- _YOUR OBJECTIVE_: Below is a block of records; repeat each one exactly.

- _INFORMATION SUPPLIED_:
....................
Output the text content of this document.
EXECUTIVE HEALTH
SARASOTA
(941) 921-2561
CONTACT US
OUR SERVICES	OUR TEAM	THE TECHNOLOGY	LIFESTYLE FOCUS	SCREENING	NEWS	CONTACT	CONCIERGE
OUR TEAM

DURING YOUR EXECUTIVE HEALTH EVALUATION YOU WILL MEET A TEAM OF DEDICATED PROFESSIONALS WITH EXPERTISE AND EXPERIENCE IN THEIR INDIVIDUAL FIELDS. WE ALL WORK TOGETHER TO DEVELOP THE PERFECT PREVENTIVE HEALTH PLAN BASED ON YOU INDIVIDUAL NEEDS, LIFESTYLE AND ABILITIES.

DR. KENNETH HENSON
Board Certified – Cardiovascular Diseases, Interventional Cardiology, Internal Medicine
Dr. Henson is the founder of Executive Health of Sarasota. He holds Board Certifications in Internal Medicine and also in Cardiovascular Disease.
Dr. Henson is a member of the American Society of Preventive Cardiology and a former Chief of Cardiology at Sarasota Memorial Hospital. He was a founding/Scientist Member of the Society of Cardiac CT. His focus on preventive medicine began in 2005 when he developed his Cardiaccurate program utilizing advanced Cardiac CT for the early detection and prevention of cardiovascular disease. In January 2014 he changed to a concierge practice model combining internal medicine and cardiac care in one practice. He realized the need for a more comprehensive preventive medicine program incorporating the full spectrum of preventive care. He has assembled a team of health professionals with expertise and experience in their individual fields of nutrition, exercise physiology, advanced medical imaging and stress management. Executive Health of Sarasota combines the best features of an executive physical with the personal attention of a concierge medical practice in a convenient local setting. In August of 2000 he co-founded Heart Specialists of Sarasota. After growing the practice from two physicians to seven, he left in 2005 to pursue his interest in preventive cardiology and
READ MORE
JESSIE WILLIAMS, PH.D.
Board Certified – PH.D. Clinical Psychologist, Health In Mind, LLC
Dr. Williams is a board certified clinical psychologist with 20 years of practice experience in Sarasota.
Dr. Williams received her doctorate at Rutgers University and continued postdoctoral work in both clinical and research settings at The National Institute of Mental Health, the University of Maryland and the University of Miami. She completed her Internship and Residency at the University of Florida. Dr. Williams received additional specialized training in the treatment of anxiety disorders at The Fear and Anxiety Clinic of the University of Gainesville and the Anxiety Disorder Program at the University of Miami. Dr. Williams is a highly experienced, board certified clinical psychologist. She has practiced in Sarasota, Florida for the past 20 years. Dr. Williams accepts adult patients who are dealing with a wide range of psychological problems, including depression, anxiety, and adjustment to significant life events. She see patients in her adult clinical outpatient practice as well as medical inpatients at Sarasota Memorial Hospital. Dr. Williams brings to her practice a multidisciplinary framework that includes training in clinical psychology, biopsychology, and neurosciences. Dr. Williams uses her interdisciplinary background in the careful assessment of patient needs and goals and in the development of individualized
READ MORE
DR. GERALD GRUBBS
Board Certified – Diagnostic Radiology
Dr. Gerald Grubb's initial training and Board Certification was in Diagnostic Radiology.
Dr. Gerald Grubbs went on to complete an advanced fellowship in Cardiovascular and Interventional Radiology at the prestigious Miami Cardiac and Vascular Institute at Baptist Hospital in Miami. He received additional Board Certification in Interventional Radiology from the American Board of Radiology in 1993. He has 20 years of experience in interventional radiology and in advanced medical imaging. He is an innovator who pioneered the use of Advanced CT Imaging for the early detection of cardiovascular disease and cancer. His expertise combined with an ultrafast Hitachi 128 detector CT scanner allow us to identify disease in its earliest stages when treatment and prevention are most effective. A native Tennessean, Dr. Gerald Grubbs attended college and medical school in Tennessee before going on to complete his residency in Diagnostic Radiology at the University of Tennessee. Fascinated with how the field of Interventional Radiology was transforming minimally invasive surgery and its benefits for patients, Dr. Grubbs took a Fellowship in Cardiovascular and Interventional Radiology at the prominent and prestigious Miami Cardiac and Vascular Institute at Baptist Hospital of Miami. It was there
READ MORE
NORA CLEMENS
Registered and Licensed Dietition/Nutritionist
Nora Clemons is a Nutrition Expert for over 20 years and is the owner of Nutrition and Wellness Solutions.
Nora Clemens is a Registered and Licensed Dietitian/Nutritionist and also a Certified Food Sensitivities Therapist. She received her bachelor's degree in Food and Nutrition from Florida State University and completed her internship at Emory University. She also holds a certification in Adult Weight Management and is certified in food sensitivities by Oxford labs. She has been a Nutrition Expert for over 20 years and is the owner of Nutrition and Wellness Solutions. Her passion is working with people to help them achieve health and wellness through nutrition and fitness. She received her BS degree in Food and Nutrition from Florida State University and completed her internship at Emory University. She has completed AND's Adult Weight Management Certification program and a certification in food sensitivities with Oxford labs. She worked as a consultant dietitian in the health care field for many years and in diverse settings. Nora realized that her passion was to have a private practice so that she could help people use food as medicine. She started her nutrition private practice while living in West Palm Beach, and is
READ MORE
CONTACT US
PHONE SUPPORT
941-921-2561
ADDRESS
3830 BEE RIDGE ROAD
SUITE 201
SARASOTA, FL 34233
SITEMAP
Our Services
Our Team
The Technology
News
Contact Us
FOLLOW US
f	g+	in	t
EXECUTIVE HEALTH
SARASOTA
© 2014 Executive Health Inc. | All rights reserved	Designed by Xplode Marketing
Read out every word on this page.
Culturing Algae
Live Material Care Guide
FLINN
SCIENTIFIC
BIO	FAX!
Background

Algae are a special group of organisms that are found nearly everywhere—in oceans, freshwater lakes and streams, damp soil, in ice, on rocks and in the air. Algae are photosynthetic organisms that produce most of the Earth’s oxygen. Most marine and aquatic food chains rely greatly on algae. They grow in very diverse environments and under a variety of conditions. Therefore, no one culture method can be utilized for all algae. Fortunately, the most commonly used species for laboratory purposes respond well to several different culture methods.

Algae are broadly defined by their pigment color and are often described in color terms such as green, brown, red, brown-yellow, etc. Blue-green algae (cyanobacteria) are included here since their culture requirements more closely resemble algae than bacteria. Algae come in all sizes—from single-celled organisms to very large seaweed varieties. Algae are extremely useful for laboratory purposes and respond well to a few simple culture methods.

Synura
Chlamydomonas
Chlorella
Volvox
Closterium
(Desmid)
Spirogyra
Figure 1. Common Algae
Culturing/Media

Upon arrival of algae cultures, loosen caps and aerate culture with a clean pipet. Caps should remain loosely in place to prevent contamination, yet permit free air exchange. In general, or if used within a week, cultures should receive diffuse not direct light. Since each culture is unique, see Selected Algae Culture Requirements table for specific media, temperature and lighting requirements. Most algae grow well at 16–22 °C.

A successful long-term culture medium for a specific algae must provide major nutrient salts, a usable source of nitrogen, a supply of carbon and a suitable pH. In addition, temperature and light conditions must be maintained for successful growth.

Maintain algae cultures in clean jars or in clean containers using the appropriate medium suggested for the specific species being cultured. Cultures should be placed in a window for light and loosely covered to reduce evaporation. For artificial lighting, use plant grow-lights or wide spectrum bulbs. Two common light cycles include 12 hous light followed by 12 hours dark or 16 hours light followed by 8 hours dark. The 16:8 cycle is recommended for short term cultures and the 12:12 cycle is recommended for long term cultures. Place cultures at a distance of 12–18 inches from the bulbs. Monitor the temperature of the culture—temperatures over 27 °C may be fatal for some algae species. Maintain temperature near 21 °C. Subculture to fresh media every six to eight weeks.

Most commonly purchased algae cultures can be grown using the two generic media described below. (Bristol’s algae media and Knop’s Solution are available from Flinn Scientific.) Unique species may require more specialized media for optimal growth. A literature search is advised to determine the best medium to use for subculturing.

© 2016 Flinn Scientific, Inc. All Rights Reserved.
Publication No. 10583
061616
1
....................
- _EXERCISE RESULT_:
Output the text content of this document.
EXECUTIVE HEALTH
SARASOTA
(941) 921-2561
CONTACT US
OUR SERVICES	OUR TEAM	THE TECHNOLOGY	LIFESTYLE FOCUS	SCREENING	NEWS	CONTACT	CONCIERGE
OUR TEAM

DURING YOUR EXECUTIVE HEALTH EVALUATION YOU WILL MEET A TEAM OF DEDICATED PROFESSIONALS WITH EXPERTISE AND EXPERIENCE IN THEIR INDIVIDUAL FIELDS. WE ALL WORK TOGETHER TO DEVELOP THE PERFECT PREVENTIVE HEALTH PLAN BASED ON YOU INDIVIDUAL NEEDS, LIFESTYLE AND ABILITIES.

DR. KENNETH HENSON
Board Certified – Cardiovascular Diseases, Interventional Cardiology, Internal Medicine
Dr. Henson is the founder of Executive Health of Sarasota. He holds Board Certifications in Internal Medicine and also in Cardiovascular Disease.
Dr. Henson is a member of the American Society of Preventive Cardiology and a former Chief of Cardiology at Sarasota Memorial Hospital. He was a founding/Scientist Member of the Society of Cardiac CT. His focus on preventive medicine began in 2005 when he developed his Cardiaccurate program utilizing advanced Cardiac CT for the early detection and prevention of cardiovascular disease. In January 2014 he changed to a concierge practice model combining internal medicine and cardiac care in one practice. He realized the need for a more comprehensive preventive medicine program incorporating the full spectrum of preventive care. He has assembled a team of health professionals with expertise and experience in their individual fields of nutrition, exercise physiology, advanced medical imaging and stress management. Executive Health of Sarasota combines the best features of an executive physical with the personal attention of a concierge medical practice in a convenient local setting. In August of 2000 he co-founded Heart Specialists of Sarasota. After growing the practice from two physicians to seven, he left in 2005 to pursue his interest in preventive cardiology and
READ MORE
JESSIE WILLIAMS, PH.D.
Board Certified – PH.D. Clinical Psychologist, Health In Mind, LLC
Dr. Williams is a board certified clinical psychologist with 20 years of practice experience in Sarasota.
Dr. Williams received her doctorate at Rutgers University and continued postdoctoral work in both clinical and research settings at The National Institute of Mental Health, the University of Maryland and the University of Miami. She completed her Internship and Residency at the University of Florida. Dr. Williams received additional specialized training in the treatment of anxiety disorders at The Fear and Anxiety Clinic of the University of Gainesville and the Anxiety Disorder Program at the University of Miami. Dr. Williams is a highly experienced, board certified clinical psychologist. She has practiced in Sarasota, Florida for the past 20 years. Dr. Williams accepts adult patients who are dealing with a wide range of psychological problems, including depression, anxiety, and adjustment to significant life events. She see patients in her adult clinical outpatient practice as well as medical inpatients at Sarasota Memorial Hospital. Dr. Williams brings to her practice a multidisciplinary framework that includes training in clinical psychology, biopsychology, and neurosciences. Dr. Williams uses her interdisciplinary background in the careful assessment of patient needs and goals and in the development of individualized
READ MORE
DR. GERALD GRUBBS
Board Certified – Diagnostic Radiology
Dr. Gerald Grubb's initial training and Board Certification was in Diagnostic Radiology.
Dr. Gerald Grubbs went on to complete an advanced fellowship in Cardiovascular and Interventional Radiology at the prestigious Miami Cardiac and Vascular Institute at Baptist Hospital in Miami. He received additional Board Certification in Interventional Radiology from the American Board of Radiology in 1993. He has 20 years of experience in interventional radiology and in advanced medical imaging. He is an innovator who pioneered the use of Advanced CT Imaging for the early detection of cardiovascular disease and cancer. His expertise combined with an ultrafast Hitachi 128 detector CT scanner allow us to identify disease in its earliest stages when treatment and prevention are most effective. A native Tennessean, Dr. Gerald Grubbs attended college and medical school in Tennessee before going on to complete his residency in Diagnostic Radiology at the University of Tennessee. Fascinated with how the field of Interventional Radiology was transforming minimally invasive surgery and its benefits for patients, Dr. Grubbs took a Fellowship in Cardiovascular and Interventional Radiology at the prominent and prestigious Miami Cardiac and Vascular Institute at Baptist Hospital of Miami. It was there
READ MORE
NORA CLEMENS
Registered and Licensed Dietition/Nutritionist
Nora Clemons is a Nutrition Expert for over 20 years and is the owner of Nutrition and Wellness Solutions.
Nora Clemens is a Registered and Licensed Dietitian/Nutritionist and also a Certified Food Sensitivities Therapist. She received her bachelor's degree in Food and Nutrition from Florida State University and completed her internship at Emory University. She also holds a certification in Adult Weight Management and is certified in food sensitivities by Oxford labs. She has been a Nutrition Expert for over 20 years and is the owner of Nutrition and Wellness Solutions. Her passion is working with people to help them achieve health and wellness through nutrition and fitness. She received her BS degree in Food and Nutrition from Florida State University and completed her internship at Emory University. She has completed AND's Adult Weight Management Certification program and a certification in food sensitivities with Oxford labs. She worked as a consultant dietitian in the health care field for many years and in diverse settings. Nora realized that her passion was to have a private practice so that she could help people use food as medicine. She started her nutrition private practice while living in West Palm Beach, and is
READ MORE
CONTACT US
PHONE SUPPORT
941-921-2561
ADDRESS
3830 BEE RIDGE ROAD
SUITE 201
SARASOTA, FL 34233
SITEMAP
Our Services
Our Team
The Technology
News
Contact Us
FOLLOW US
f	g+	in	t
EXECUTIVE HEALTH
SARASOTA
© 2014 Executive Health Inc. | All rights reserved	Designed by Xplode Marketing
Read out every word on this page.
Culturing Algae
Live Material Care Guide
FLINN
SCIENTIFIC
BIO	FAX!
Background

Algae are a special group of organisms that are found nearly everywhere—in oceans, freshwater lakes and streams, damp soil, in ice, on rocks and in the air. Algae are photosynthetic organisms that produce most of the Earth’s oxygen. Most marine and aquatic food chains rely greatly on algae. They grow in very diverse environments and under a variety of conditions. Therefore, no one culture method can be utilized for all algae. Fortunately, the most commonly used species for laboratory purposes respond well to several different culture methods.

Algae are broadly defined by their pigment color and are often described in color terms such as green, brown, red, brown-yellow, etc. Blue-green algae (cyanobacteria) are included here since their culture requirements more closely resemble algae than bacteria. Algae come in all sizes—from single-celled organisms to very large seaweed varieties. Algae are extremely useful for laboratory purposes and respond well to a few simple culture methods.

Synura
Chlamydomonas
Chlorella
Volvox
Closterium
(Desmid)
Spirogyra
Figure 1. Common Algae
Culturing/Media

Upon arrival of algae cultures, loosen caps and aerate culture with a clean pipet. Caps should remain loosely in place to prevent contamination, yet permit free air exchange. In general, or if used within a week, cultures should receive diffuse not direct light. Since each culture is unique, see Selected Algae Culture Requirements table for specific media, temperature and lighting requirements. Most algae grow well at 16–22 °C.

A successful long-term culture medium for a specific algae must provide major nutrient salts, a usable source of nitrogen, a supply of carbon and a suitable pH. In addition, temperature and light conditions must be maintained for successful growth.

Maintain algae cultures in clean jars or in clean containers using the appropriate medium suggested for the specific species being cultured. Cultures should be placed in a window for light and loosely covered to reduce evaporation. For artificial lighting, use plant grow-lights or wide spectrum bulbs. Two common light cycles include 12 hous light followed by 12 hours dark or 16 hours light followed by 8 hours dark. The 16:8 cycle is recommended for short term cultures and the 12:12 cycle is recommended for long term cultures. Place cultures at a distance of 12–18 inches from the bulbs. Monitor the temperature of the culture—temperatures over 27 °C may be fatal for some algae species. Maintain temperature near 21 °C. Subculture to fresh media every six to eight weeks.

Most commonly purchased algae cultures can be grown using the two generic media described below. (Bristol’s algae media and Knop’s Solution are available from Flinn Scientific.) Unique species may require more specialized media for optimal growth. A literature search is advised to determine the best medium to use for subculturing.

© 2016 Flinn Scientific, Inc. All Rights Reserved.
Publication No. 10583
061616
1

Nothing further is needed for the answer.